- **Stated goal**:
Only the number is needed: how many lines contain the word "structure"?

- **Dataset rows**:
▼▼▼
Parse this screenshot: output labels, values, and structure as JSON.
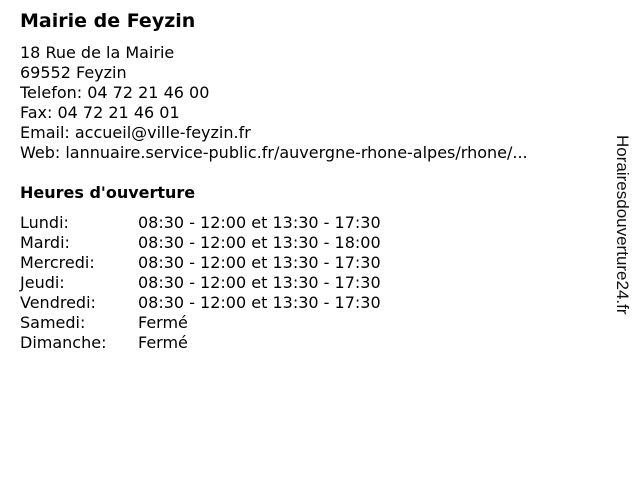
{
  "title": "Mairie de Feyzin",
  "address": {
    "street": "18 Rue de la Mairie",
    "city": "69552 Feyzin"
  },
  "contact": {
    "phone": "Telefon: 04 72 21 46 00",
    "fax": "Fax: 04 72 21 46 01",
    "email": "Email: accueil@ville-feyzin.fr",
    "web": "Web: lannuaire.service-public.fr/auvergne-rhone-alpes/rhone/..."
  },
  "hours_heading": "Heures d'ouverture",
  "hours": [
    {
      "day": "Lundi:",
      "time": "08:30 - 12:00 et 13:30 - 17:30"
    },
    {
      "day": "Mardi:",
      "time": "08:30 - 12:00 et 13:30 - 18:00"
    },
    {
      "day": "Mercredi:",
      "time": "08:30 - 12:00 et 13:30 - 17:30"
    },
    {
      "day": "Jeudi:",
      "time": "08:30 - 12:00 et 13:30 - 17:30"
    },
    {
      "day": "Vendredi:",
      "time": "08:30 - 12:00 et 13:30 - 17:30"
    },
    {
      "day": "Samedi:",
      "time": "Fermé"
    },
    {
      "day": "Dimanche:",
      "time": "Fermé"
    }
  ],
  "watermark": "Horairesdouverture24.fr"
}
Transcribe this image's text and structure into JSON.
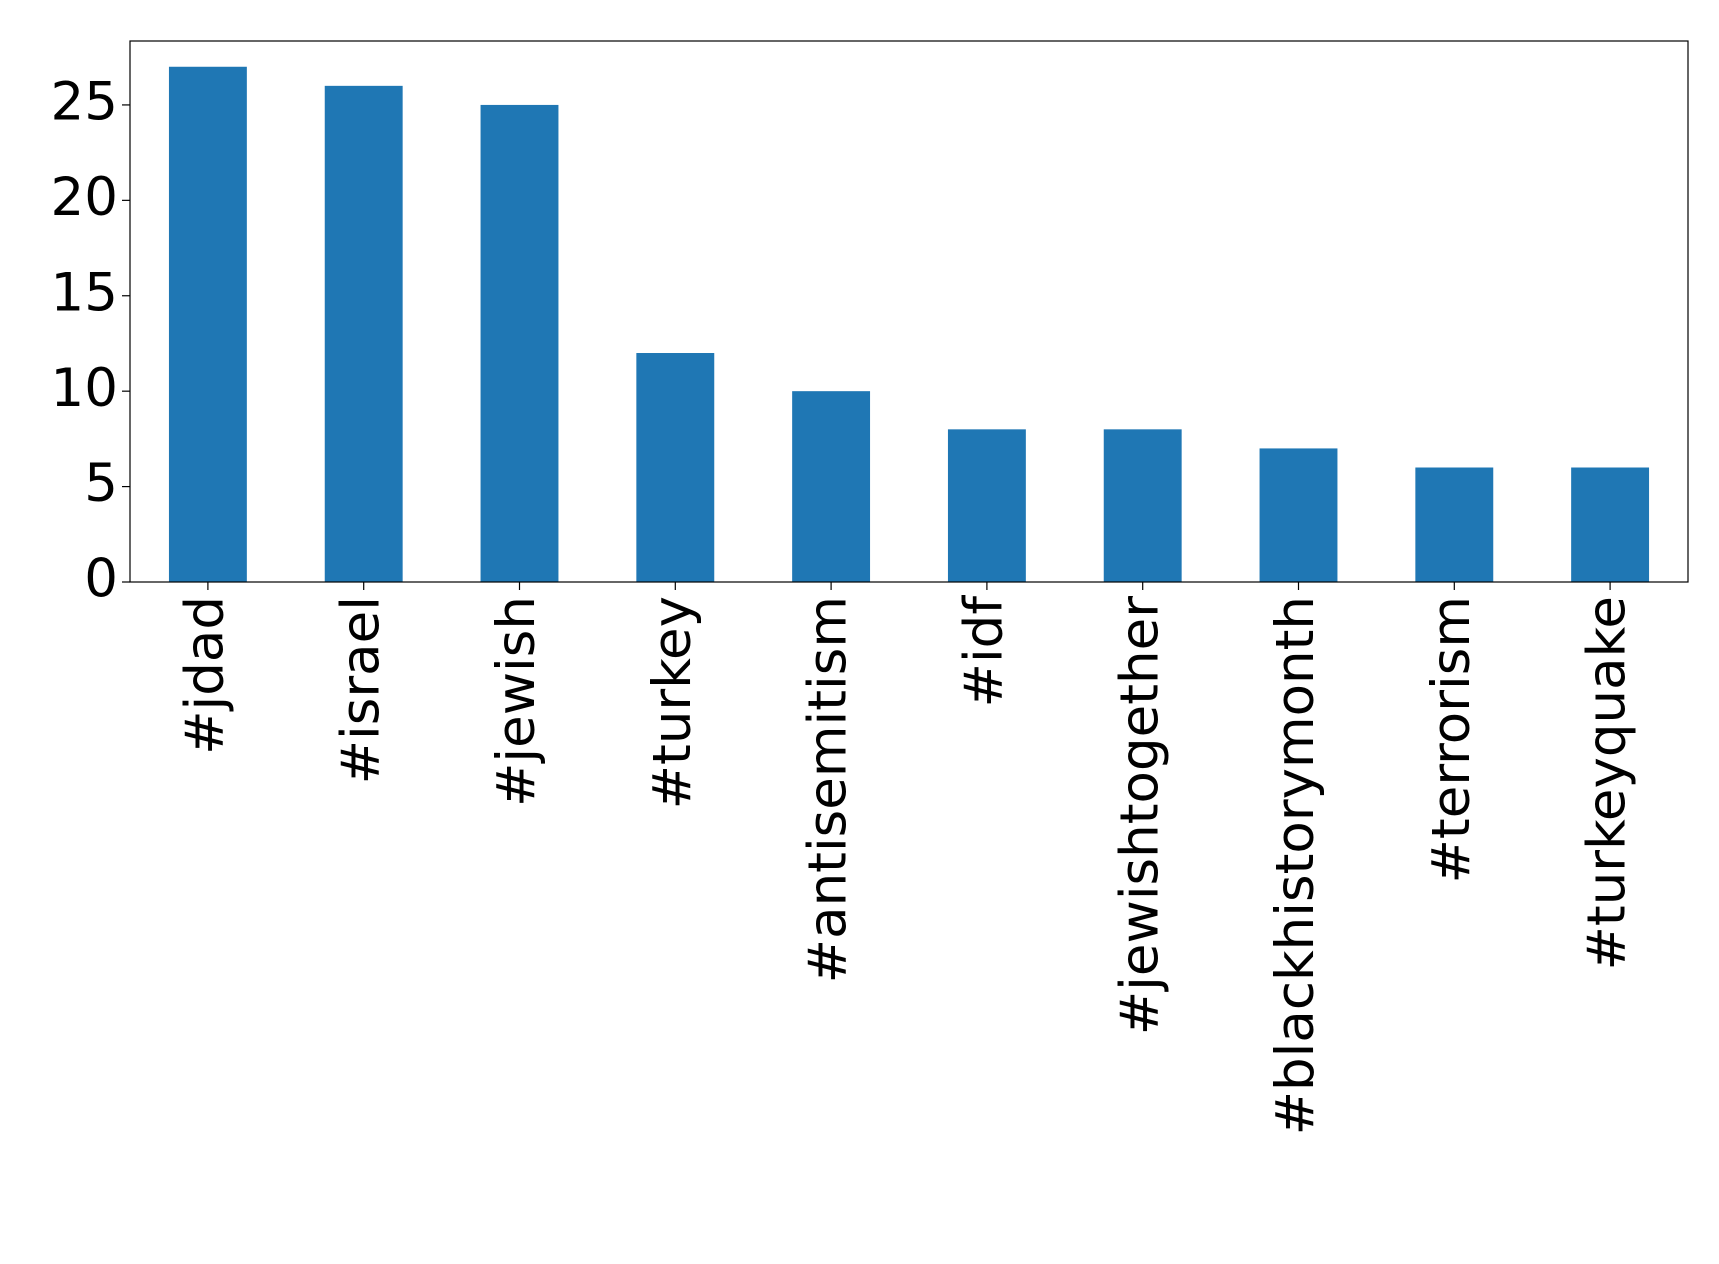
{
  "chart_data": {
    "type": "bar",
    "categories": [
      "#jdad",
      "#israel",
      "#jewish",
      "#turkey",
      "#antisemitism",
      "#idf",
      "#jewishtogether",
      "#blackhistorymonth",
      "#terrorism",
      "#turkeyquake"
    ],
    "values": [
      27,
      26,
      25,
      12,
      10,
      8,
      8,
      7,
      6,
      6
    ],
    "color": "#1f77b4",
    "ylim": [
      0,
      28.35
    ],
    "yticks": [
      0,
      5,
      10,
      15,
      20,
      25
    ],
    "grid": false
  }
}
▲▲▲
- **Output of the task**:
2